> _WHAT IS EXPECTED_:
Copy out every line that contains the word "잠금해제".

* Begin RECORDS PROVIDED *

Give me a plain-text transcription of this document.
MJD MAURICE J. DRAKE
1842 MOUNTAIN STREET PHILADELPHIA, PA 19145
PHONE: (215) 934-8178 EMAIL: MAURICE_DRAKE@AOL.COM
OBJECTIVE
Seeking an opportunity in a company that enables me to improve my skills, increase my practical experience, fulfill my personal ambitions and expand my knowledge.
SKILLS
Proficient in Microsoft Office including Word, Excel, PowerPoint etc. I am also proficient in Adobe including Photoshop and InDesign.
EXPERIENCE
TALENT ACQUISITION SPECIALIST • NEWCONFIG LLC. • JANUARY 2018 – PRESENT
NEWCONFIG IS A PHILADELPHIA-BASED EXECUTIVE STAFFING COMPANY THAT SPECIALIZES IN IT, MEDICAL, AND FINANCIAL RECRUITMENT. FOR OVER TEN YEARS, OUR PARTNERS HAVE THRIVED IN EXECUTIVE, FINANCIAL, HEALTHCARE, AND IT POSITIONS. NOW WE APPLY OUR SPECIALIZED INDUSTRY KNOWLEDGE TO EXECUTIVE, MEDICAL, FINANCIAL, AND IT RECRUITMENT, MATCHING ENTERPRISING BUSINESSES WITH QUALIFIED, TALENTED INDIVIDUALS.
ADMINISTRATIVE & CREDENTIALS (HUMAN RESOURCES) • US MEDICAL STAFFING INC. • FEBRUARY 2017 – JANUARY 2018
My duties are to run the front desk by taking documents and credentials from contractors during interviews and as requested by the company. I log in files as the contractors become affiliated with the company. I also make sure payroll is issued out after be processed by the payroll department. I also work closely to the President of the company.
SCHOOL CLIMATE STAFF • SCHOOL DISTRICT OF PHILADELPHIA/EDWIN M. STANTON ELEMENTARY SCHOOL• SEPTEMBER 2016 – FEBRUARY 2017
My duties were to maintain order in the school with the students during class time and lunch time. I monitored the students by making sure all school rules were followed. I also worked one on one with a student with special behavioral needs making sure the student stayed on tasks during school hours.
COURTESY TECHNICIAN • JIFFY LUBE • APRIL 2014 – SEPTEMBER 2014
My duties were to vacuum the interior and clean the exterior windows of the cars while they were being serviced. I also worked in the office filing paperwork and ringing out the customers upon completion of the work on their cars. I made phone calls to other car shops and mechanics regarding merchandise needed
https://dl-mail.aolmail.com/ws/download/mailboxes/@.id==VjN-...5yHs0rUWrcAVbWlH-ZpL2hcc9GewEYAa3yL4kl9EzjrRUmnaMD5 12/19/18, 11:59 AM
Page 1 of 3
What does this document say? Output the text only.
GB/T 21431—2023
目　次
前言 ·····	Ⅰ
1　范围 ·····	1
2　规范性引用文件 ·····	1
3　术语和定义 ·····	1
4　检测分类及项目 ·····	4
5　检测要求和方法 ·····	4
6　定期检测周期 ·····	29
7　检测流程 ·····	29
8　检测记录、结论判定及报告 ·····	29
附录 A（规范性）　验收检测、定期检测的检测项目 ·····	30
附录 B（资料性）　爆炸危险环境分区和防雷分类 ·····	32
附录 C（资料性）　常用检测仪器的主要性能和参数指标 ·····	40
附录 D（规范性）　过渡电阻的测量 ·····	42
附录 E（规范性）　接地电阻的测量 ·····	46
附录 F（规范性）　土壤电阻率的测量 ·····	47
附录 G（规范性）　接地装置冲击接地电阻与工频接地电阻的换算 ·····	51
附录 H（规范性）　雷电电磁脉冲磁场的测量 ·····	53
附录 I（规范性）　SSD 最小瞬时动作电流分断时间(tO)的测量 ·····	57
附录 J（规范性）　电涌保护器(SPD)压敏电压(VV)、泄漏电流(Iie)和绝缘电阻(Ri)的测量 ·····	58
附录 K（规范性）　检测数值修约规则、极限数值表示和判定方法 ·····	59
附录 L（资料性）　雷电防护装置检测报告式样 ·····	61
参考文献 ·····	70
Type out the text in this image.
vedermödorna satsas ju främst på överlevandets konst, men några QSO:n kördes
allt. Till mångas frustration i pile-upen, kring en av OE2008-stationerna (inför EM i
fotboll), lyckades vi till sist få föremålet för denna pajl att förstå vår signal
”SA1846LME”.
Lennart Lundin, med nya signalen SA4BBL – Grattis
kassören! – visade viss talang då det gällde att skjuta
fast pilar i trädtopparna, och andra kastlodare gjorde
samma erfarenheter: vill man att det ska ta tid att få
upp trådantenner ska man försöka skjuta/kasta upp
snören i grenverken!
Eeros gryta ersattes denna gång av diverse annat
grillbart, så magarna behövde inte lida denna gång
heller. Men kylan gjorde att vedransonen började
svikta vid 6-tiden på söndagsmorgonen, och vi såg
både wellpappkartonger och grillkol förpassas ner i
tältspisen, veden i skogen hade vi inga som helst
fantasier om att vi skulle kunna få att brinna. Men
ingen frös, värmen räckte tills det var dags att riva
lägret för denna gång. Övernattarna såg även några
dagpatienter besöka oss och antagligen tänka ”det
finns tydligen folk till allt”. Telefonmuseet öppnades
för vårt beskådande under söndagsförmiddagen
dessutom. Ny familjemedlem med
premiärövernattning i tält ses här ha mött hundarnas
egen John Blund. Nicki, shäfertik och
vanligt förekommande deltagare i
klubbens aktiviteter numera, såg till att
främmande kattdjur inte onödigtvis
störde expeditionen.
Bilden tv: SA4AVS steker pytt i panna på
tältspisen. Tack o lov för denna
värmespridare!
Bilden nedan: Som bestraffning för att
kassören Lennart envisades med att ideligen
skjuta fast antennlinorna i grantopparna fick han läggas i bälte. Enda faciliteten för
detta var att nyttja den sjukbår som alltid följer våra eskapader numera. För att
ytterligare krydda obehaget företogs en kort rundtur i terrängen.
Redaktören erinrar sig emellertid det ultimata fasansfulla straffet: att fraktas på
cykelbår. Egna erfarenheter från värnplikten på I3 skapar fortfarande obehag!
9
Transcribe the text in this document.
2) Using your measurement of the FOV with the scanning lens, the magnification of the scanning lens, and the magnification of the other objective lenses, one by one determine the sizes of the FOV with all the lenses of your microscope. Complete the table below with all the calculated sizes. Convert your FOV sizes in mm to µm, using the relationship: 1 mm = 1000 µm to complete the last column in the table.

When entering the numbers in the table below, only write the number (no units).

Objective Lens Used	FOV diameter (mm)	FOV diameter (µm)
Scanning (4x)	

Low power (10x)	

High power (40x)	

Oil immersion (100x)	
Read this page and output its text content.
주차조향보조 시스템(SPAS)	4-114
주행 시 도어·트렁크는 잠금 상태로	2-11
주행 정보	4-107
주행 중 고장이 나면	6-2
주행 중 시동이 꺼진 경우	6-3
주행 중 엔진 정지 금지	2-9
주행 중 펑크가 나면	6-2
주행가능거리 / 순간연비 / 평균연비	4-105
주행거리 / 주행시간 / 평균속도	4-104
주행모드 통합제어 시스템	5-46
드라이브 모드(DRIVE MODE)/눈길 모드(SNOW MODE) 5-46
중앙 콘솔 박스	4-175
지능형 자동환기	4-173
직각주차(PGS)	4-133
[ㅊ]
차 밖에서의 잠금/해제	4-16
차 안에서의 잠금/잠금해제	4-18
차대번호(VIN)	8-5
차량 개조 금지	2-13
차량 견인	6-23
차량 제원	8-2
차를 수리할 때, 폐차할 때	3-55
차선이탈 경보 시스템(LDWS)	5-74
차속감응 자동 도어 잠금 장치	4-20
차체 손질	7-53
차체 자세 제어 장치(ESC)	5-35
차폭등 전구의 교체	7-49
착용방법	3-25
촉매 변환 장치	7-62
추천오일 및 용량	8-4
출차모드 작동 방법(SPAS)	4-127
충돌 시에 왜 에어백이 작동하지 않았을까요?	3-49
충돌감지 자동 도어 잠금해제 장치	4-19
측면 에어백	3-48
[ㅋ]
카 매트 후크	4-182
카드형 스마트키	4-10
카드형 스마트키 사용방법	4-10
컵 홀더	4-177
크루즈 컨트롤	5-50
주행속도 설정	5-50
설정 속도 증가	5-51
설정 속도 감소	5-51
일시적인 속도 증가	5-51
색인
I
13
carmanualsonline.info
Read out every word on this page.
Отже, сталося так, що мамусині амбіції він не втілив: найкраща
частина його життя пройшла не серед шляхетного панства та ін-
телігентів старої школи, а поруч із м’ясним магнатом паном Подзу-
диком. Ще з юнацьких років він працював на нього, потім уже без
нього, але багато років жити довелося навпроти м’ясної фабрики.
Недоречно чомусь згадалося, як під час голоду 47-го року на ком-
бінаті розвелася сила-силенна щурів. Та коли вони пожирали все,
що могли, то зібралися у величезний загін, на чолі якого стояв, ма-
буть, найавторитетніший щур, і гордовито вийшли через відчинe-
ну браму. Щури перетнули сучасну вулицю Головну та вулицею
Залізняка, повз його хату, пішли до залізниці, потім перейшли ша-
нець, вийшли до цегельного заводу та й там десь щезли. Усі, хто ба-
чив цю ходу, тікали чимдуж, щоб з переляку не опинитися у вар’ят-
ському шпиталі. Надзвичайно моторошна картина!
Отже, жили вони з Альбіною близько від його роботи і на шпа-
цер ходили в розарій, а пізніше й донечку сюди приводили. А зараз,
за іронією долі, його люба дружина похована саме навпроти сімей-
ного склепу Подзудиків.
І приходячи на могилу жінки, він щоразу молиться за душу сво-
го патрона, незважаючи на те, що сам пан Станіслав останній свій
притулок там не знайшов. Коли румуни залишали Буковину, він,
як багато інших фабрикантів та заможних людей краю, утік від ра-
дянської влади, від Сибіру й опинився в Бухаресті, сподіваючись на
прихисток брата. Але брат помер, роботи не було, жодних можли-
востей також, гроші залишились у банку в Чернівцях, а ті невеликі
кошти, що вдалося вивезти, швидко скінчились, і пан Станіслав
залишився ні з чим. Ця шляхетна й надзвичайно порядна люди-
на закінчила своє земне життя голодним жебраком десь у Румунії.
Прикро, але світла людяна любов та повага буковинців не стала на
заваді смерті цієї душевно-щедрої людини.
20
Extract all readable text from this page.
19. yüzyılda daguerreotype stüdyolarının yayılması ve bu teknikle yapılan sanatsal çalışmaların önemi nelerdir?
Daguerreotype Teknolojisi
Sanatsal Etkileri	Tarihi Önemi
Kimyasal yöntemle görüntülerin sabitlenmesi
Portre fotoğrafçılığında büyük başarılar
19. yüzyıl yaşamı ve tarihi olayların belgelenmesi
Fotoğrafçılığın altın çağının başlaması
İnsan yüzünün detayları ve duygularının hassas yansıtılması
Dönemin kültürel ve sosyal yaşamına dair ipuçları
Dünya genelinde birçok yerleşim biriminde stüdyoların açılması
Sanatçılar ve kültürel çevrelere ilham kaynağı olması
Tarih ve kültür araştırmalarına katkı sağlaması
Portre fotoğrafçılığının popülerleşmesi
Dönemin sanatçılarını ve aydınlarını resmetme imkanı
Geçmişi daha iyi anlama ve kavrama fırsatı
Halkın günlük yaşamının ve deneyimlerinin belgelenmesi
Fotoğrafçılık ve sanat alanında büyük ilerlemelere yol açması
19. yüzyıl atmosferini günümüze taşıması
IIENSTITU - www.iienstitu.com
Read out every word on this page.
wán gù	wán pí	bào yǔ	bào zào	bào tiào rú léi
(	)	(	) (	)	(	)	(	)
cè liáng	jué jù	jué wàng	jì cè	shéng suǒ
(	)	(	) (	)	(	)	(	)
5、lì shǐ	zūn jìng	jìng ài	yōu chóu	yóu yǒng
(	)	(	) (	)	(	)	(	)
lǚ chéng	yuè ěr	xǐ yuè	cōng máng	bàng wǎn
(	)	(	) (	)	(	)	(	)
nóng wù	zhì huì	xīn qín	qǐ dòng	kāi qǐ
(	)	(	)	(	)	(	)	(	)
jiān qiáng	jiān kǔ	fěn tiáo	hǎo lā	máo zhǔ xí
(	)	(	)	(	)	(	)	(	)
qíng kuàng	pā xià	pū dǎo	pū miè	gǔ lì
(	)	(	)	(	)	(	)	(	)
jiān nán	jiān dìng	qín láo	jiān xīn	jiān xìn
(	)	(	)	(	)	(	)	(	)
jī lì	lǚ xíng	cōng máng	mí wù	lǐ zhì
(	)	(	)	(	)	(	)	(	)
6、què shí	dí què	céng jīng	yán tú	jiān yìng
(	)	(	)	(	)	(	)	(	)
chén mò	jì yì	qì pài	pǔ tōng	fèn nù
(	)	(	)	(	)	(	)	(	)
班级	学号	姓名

* End RECORDS PROVIDED *

> _CORRECT RESPONSE_:
차 안에서의 잠금/잠금해제	4-18
충돌감지 자동 도어 잠금해제 장치	4-19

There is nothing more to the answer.